* **Material provided**

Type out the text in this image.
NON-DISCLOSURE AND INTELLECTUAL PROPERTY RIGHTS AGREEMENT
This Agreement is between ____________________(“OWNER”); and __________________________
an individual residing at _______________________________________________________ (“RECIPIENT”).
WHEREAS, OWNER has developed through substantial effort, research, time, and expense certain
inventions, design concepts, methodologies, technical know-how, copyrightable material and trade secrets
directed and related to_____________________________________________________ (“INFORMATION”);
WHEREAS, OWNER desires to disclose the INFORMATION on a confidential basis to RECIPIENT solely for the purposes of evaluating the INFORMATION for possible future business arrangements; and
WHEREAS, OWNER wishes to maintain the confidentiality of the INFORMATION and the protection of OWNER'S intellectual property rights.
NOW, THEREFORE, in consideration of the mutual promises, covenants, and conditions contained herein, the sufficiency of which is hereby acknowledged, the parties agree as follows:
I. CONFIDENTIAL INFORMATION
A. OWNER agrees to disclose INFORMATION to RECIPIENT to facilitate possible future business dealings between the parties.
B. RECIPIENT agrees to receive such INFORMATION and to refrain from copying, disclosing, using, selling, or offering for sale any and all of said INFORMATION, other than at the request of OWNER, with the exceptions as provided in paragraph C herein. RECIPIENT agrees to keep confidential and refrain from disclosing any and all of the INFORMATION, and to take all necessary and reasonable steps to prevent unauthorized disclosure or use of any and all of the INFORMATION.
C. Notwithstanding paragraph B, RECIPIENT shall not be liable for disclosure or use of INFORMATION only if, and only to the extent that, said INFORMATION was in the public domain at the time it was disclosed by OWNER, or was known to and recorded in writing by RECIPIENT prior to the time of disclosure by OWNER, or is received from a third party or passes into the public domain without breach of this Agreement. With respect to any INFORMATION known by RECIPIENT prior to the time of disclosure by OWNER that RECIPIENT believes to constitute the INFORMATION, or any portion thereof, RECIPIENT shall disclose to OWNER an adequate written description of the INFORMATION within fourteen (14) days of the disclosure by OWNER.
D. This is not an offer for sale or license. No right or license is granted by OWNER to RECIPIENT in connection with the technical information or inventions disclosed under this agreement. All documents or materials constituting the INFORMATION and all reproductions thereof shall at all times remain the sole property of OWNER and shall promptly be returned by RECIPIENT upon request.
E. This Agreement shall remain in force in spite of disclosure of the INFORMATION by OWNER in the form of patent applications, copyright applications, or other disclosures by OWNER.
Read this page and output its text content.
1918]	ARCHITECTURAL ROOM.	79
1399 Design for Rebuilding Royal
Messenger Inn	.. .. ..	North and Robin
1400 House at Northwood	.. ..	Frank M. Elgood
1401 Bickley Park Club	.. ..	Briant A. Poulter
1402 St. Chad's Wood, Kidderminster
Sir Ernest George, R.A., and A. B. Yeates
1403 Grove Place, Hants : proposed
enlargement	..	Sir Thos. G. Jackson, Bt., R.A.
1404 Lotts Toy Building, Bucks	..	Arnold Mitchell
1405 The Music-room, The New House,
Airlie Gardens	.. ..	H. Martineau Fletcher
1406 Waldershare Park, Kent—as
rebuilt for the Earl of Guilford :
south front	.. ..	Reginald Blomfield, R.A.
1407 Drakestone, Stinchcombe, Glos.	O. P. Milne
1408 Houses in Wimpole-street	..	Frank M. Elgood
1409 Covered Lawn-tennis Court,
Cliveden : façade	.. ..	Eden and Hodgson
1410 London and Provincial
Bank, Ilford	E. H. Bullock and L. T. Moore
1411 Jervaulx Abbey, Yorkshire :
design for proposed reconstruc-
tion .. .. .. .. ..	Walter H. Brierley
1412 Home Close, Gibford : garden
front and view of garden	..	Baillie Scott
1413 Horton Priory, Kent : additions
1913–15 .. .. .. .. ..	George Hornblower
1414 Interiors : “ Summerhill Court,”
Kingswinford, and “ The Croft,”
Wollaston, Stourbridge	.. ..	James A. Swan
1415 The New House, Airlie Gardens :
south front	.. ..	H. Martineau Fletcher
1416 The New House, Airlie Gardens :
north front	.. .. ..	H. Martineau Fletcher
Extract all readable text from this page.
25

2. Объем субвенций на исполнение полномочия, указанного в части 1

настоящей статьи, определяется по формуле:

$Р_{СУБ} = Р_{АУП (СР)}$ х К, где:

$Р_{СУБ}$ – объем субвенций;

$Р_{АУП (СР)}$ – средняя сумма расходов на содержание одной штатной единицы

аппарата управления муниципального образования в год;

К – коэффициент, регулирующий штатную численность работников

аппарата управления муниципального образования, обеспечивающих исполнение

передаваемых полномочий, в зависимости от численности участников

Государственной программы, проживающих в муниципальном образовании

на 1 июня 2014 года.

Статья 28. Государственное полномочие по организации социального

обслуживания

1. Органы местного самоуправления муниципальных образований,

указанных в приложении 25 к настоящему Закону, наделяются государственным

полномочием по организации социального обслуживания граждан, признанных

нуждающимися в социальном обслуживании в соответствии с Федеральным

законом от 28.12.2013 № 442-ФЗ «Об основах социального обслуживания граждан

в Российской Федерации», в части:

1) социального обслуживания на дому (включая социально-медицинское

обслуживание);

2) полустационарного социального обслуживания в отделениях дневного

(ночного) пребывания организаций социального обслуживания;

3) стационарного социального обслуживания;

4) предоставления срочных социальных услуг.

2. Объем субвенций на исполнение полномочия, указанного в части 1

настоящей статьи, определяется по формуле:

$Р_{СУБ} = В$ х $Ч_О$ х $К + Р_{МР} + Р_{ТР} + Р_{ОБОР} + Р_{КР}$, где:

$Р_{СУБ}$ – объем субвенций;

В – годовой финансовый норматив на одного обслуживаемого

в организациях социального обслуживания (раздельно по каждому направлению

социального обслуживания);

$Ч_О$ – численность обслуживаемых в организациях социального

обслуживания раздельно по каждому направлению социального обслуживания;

* **Goal**
Copy out all of the records above with nothing altered.

* **Task output**
Type out the text in this image.
NON-DISCLOSURE AND INTELLECTUAL PROPERTY RIGHTS AGREEMENT
This Agreement is between ____________________(“OWNER”); and __________________________
an individual residing at _______________________________________________________ (“RECIPIENT”).
WHEREAS, OWNER has developed through substantial effort, research, time, and expense certain
inventions, design concepts, methodologies, technical know-how, copyrightable material and trade secrets
directed and related to_____________________________________________________ (“INFORMATION”);
WHEREAS, OWNER desires to disclose the INFORMATION on a confidential basis to RECIPIENT solely for the purposes of evaluating the INFORMATION for possible future business arrangements; and
WHEREAS, OWNER wishes to maintain the confidentiality of the INFORMATION and the protection of OWNER'S intellectual property rights.
NOW, THEREFORE, in consideration of the mutual promises, covenants, and conditions contained herein, the sufficiency of which is hereby acknowledged, the parties agree as follows:
I. CONFIDENTIAL INFORMATION
A. OWNER agrees to disclose INFORMATION to RECIPIENT to facilitate possible future business dealings between the parties.
B. RECIPIENT agrees to receive such INFORMATION and to refrain from copying, disclosing, using, selling, or offering for sale any and all of said INFORMATION, other than at the request of OWNER, with the exceptions as provided in paragraph C herein. RECIPIENT agrees to keep confidential and refrain from disclosing any and all of the INFORMATION, and to take all necessary and reasonable steps to prevent unauthorized disclosure or use of any and all of the INFORMATION.
C. Notwithstanding paragraph B, RECIPIENT shall not be liable for disclosure or use of INFORMATION only if, and only to the extent that, said INFORMATION was in the public domain at the time it was disclosed by OWNER, or was known to and recorded in writing by RECIPIENT prior to the time of disclosure by OWNER, or is received from a third party or passes into the public domain without breach of this Agreement. With respect to any INFORMATION known by RECIPIENT prior to the time of disclosure by OWNER that RECIPIENT believes to constitute the INFORMATION, or any portion thereof, RECIPIENT shall disclose to OWNER an adequate written description of the INFORMATION within fourteen (14) days of the disclosure by OWNER.
D. This is not an offer for sale or license. No right or license is granted by OWNER to RECIPIENT in connection with the technical information or inventions disclosed under this agreement. All documents or materials constituting the INFORMATION and all reproductions thereof shall at all times remain the sole property of OWNER and shall promptly be returned by RECIPIENT upon request.
E. This Agreement shall remain in force in spite of disclosure of the INFORMATION by OWNER in the form of patent applications, copyright applications, or other disclosures by OWNER.
Read this page and output its text content.
1918]	ARCHITECTURAL ROOM.	79
1399 Design for Rebuilding Royal
Messenger Inn	.. .. ..	North and Robin
1400 House at Northwood	.. ..	Frank M. Elgood
1401 Bickley Park Club	.. ..	Briant A. Poulter
1402 St. Chad's Wood, Kidderminster
Sir Ernest George, R.A., and A. B. Yeates
1403 Grove Place, Hants : proposed
enlargement	..	Sir Thos. G. Jackson, Bt., R.A.
1404 Lotts Toy Building, Bucks	..	Arnold Mitchell
1405 The Music-room, The New House,
Airlie Gardens	.. ..	H. Martineau Fletcher
1406 Waldershare Park, Kent—as
rebuilt for the Earl of Guilford :
south front	.. ..	Reginald Blomfield, R.A.
1407 Drakestone, Stinchcombe, Glos.	O. P. Milne
1408 Houses in Wimpole-street	..	Frank M. Elgood
1409 Covered Lawn-tennis Court,
Cliveden : façade	.. ..	Eden and Hodgson
1410 London and Provincial
Bank, Ilford	E. H. Bullock and L. T. Moore
1411 Jervaulx Abbey, Yorkshire :
design for proposed reconstruc-
tion .. .. .. .. ..	Walter H. Brierley
1412 Home Close, Gibford : garden
front and view of garden	..	Baillie Scott
1413 Horton Priory, Kent : additions
1913–15 .. .. .. .. ..	George Hornblower
1414 Interiors : “ Summerhill Court,”
Kingswinford, and “ The Croft,”
Wollaston, Stourbridge	.. ..	James A. Swan
1415 The New House, Airlie Gardens :
south front	.. ..	H. Martineau Fletcher
1416 The New House, Airlie Gardens :
north front	.. .. ..	H. Martineau Fletcher
Extract all readable text from this page.
25

2. Объем субвенций на исполнение полномочия, указанного в части 1

настоящей статьи, определяется по формуле:

$Р_{СУБ} = Р_{АУП (СР)}$ х К, где:

$Р_{СУБ}$ – объем субвенций;

$Р_{АУП (СР)}$ – средняя сумма расходов на содержание одной штатной единицы

аппарата управления муниципального образования в год;

К – коэффициент, регулирующий штатную численность работников

аппарата управления муниципального образования, обеспечивающих исполнение

передаваемых полномочий, в зависимости от численности участников

Государственной программы, проживающих в муниципальном образовании

на 1 июня 2014 года.

Статья 28. Государственное полномочие по организации социального

обслуживания

1. Органы местного самоуправления муниципальных образований,

указанных в приложении 25 к настоящему Закону, наделяются государственным

полномочием по организации социального обслуживания граждан, признанных

нуждающимися в социальном обслуживании в соответствии с Федеральным

законом от 28.12.2013 № 442-ФЗ «Об основах социального обслуживания граждан

в Российской Федерации», в части:

1) социального обслуживания на дому (включая социально-медицинское

обслуживание);

2) полустационарного социального обслуживания в отделениях дневного

(ночного) пребывания организаций социального обслуживания;

3) стационарного социального обслуживания;

4) предоставления срочных социальных услуг.

2. Объем субвенций на исполнение полномочия, указанного в части 1

настоящей статьи, определяется по формуле:

$Р_{СУБ} = В$ х $Ч_О$ х $К + Р_{МР} + Р_{ТР} + Р_{ОБОР} + Р_{КР}$, где:

$Р_{СУБ}$ – объем субвенций;

В – годовой финансовый норматив на одного обслуживаемого

в организациях социального обслуживания (раздельно по каждому направлению

социального обслуживания);

$Ч_О$ – численность обслуживаемых в организациях социального

обслуживания раздельно по каждому направлению социального обслуживания;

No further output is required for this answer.